Directions >> Find the number of lines in these records where the word "JSON" appears. Reply with that number and nothing more.

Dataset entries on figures

**********

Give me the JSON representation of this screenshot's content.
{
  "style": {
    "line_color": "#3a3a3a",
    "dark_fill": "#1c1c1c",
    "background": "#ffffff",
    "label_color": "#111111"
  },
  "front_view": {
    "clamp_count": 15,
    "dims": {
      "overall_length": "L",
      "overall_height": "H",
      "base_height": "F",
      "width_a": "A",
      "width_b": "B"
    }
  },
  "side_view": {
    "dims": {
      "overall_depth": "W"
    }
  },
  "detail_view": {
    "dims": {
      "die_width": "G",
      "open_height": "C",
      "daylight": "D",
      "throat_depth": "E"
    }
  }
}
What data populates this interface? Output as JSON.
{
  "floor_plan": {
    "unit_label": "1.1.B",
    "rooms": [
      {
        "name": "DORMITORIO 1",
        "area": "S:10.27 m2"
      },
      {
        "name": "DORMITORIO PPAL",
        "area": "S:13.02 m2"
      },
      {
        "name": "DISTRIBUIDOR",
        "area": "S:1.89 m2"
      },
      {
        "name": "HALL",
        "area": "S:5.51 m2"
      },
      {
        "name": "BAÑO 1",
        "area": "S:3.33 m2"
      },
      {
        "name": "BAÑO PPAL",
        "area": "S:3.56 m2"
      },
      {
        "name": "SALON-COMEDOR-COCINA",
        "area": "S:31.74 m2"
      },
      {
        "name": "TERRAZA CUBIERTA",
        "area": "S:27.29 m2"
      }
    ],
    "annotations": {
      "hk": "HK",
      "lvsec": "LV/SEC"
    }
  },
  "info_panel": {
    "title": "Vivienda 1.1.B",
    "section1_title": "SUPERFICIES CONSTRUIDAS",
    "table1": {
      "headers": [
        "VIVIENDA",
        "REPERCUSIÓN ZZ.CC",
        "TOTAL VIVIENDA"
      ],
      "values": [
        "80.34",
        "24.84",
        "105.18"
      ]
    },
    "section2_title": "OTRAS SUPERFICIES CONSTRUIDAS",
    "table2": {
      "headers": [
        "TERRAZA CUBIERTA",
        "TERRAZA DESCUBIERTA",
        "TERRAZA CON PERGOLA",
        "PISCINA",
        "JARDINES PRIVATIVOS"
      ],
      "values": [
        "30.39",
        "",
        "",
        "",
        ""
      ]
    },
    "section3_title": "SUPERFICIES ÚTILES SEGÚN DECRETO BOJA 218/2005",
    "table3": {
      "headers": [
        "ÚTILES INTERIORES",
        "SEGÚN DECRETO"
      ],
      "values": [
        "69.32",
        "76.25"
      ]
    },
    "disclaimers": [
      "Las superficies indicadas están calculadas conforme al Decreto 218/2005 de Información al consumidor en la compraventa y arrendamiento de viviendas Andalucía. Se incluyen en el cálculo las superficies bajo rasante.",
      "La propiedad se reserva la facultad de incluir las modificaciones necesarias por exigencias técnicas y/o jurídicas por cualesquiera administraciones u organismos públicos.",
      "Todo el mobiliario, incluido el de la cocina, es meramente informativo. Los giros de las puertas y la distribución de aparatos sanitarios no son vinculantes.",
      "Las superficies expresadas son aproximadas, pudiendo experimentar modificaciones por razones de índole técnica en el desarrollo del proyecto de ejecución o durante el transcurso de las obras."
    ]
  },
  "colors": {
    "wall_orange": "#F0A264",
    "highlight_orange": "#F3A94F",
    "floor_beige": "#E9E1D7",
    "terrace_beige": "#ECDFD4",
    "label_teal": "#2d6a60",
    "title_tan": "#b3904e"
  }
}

**********

Correct result >> 2